Dataset records:
'''
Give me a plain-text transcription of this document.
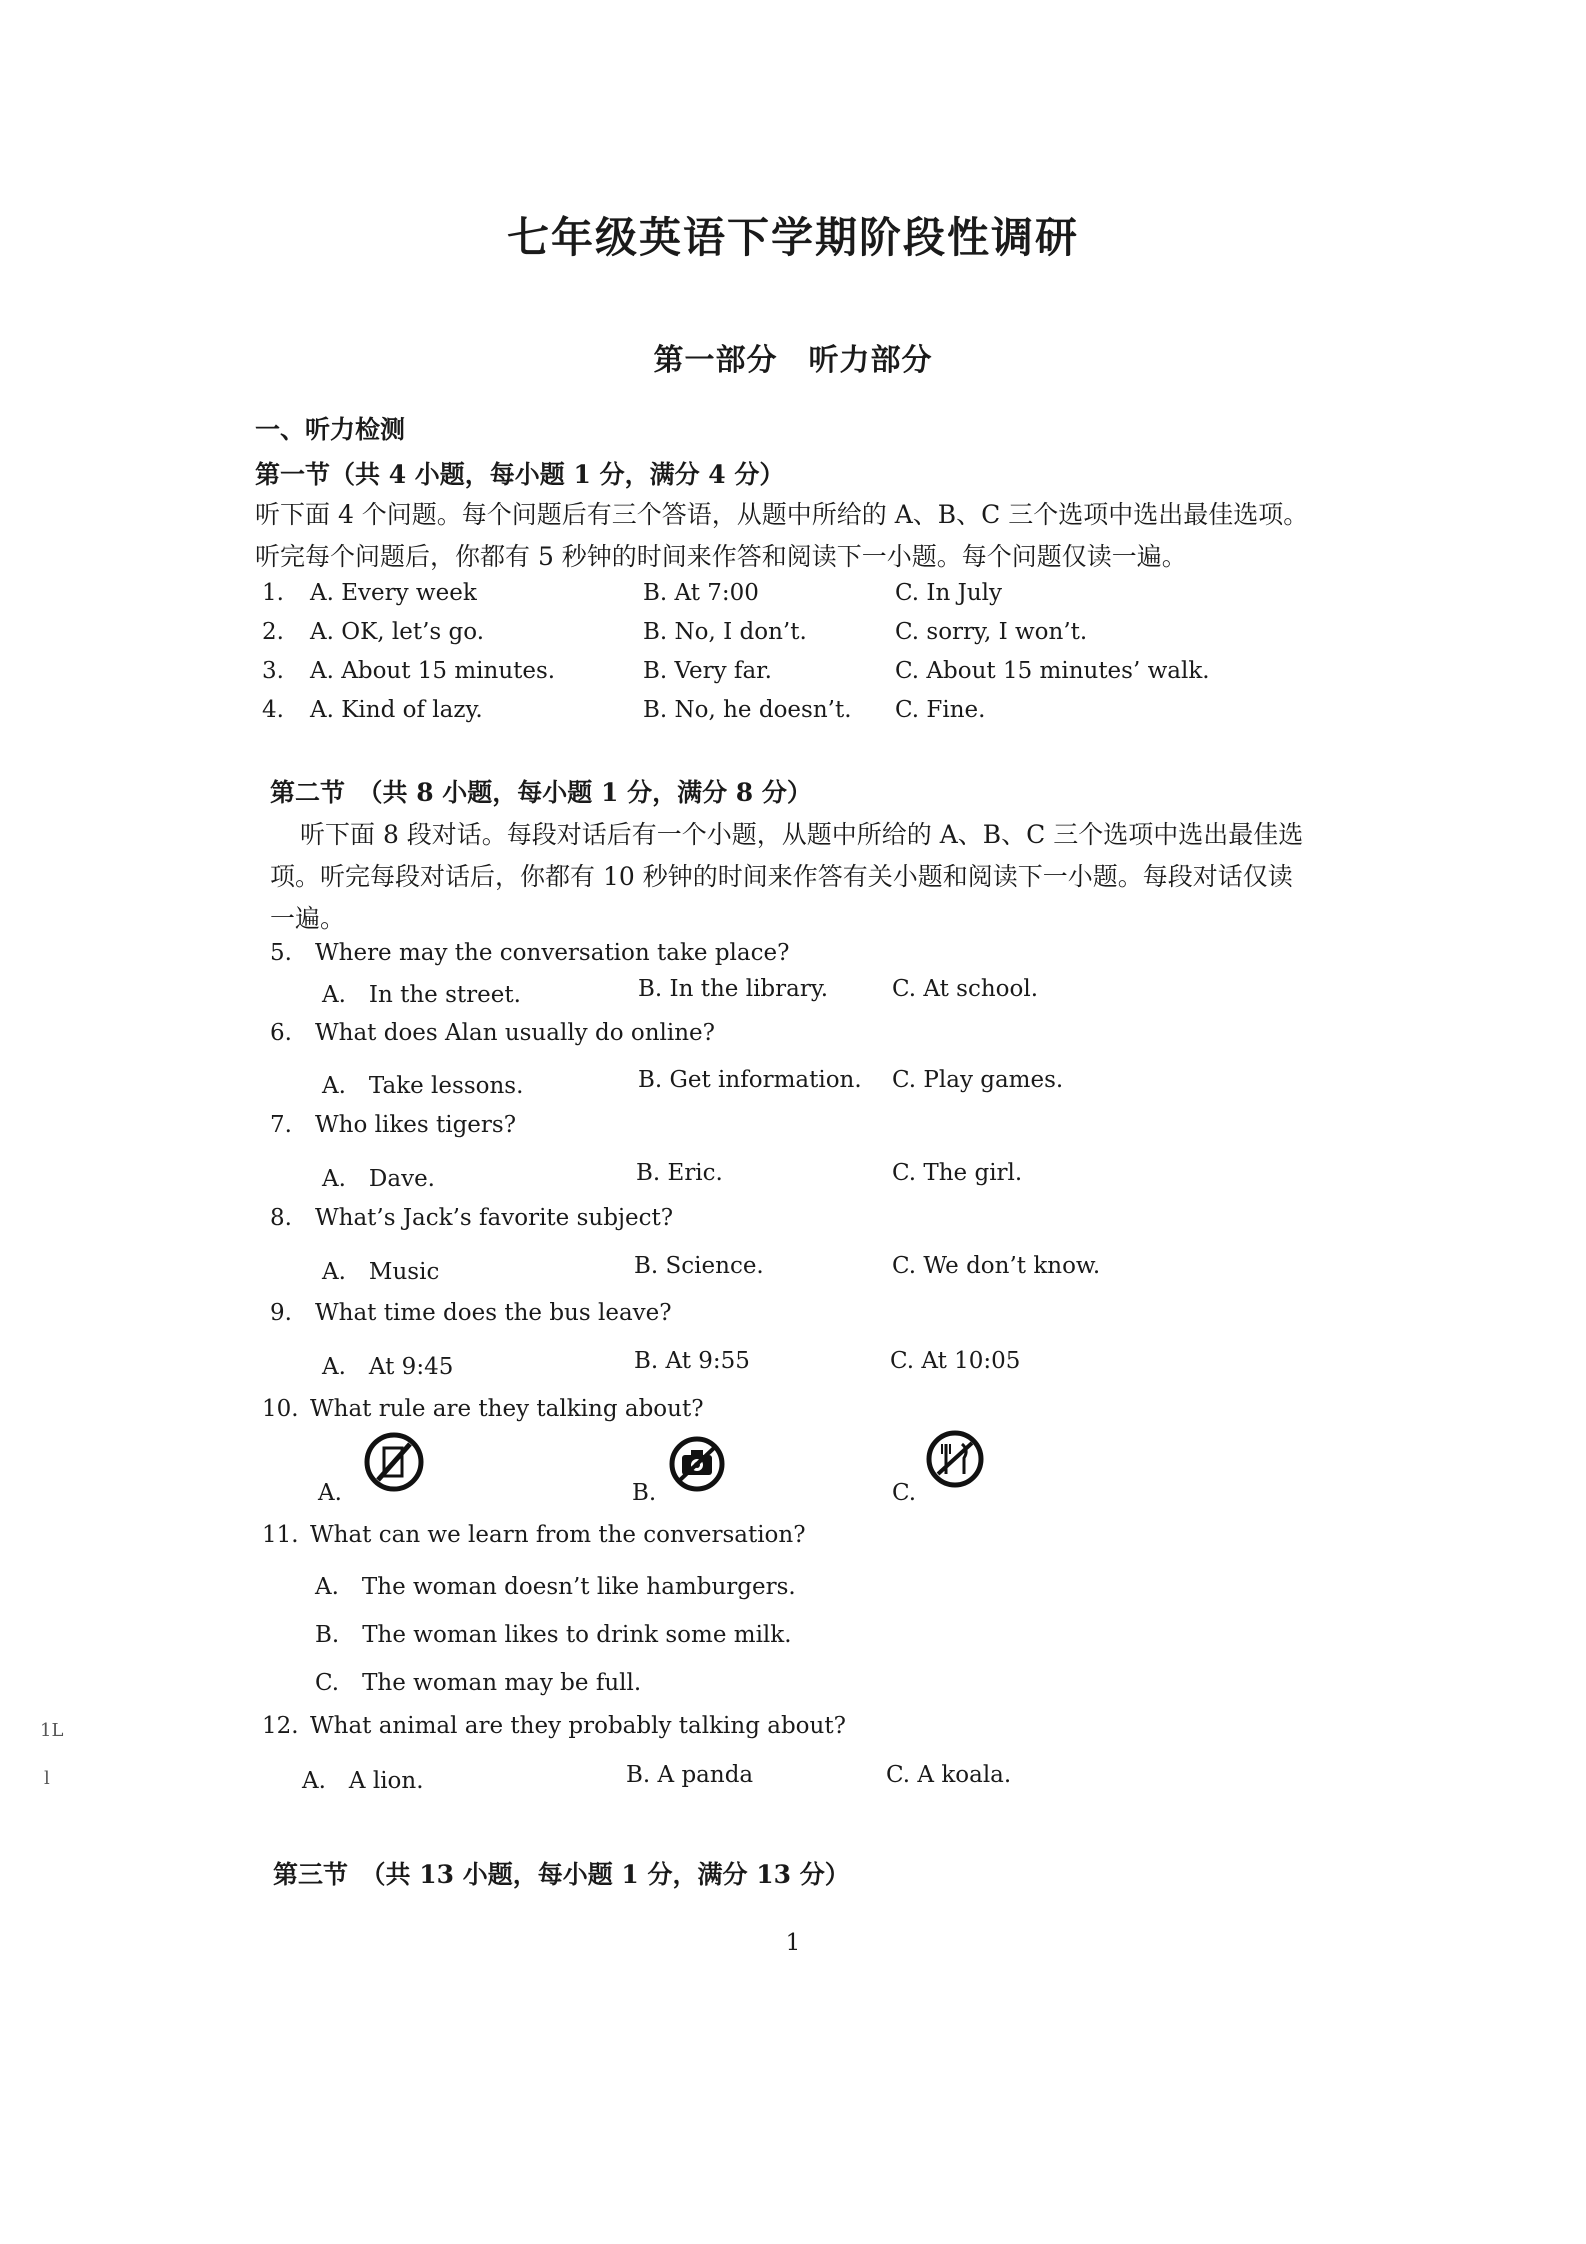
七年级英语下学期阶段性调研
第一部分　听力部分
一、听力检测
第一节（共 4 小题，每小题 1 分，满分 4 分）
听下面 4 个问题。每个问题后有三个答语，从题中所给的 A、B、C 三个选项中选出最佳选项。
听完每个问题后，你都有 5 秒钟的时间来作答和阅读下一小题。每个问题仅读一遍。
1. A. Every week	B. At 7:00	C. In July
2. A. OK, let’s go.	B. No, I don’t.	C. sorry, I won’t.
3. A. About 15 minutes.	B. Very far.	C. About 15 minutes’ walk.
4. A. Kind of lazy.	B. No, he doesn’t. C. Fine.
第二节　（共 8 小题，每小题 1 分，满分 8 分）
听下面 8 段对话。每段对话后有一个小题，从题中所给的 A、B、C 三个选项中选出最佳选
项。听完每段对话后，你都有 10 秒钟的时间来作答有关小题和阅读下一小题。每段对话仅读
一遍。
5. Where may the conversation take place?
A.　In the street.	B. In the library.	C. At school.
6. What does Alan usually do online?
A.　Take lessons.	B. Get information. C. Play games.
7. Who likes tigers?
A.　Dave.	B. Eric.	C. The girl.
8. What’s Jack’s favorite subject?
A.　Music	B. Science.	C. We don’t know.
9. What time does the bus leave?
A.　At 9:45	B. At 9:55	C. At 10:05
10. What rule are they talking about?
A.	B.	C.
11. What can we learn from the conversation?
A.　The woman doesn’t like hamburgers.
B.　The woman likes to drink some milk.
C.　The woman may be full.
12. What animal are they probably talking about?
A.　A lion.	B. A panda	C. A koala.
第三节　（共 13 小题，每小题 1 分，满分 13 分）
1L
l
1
'''
'''
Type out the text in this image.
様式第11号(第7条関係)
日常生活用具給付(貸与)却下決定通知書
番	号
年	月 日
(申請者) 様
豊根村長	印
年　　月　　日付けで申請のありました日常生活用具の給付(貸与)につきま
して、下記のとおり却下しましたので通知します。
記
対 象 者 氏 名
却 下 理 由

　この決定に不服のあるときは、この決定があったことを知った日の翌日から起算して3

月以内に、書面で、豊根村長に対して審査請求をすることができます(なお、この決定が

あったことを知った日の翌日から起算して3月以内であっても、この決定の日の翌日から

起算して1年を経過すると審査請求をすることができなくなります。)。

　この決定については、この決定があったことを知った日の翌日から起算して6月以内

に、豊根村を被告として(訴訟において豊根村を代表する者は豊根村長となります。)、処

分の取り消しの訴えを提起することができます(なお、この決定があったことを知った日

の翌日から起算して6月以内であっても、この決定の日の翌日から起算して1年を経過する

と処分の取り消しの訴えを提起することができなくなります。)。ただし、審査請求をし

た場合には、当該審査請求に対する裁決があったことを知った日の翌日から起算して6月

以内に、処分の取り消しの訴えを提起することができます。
'''
Where a line in the material above holds "What", copy that line.

6. What does Alan usually do online?
8. What’s Jack’s favorite subject?
9. What time does the bus leave?
10. What rule are they talking about?
11. What can we learn from the conversation?
12. What animal are they probably talking about?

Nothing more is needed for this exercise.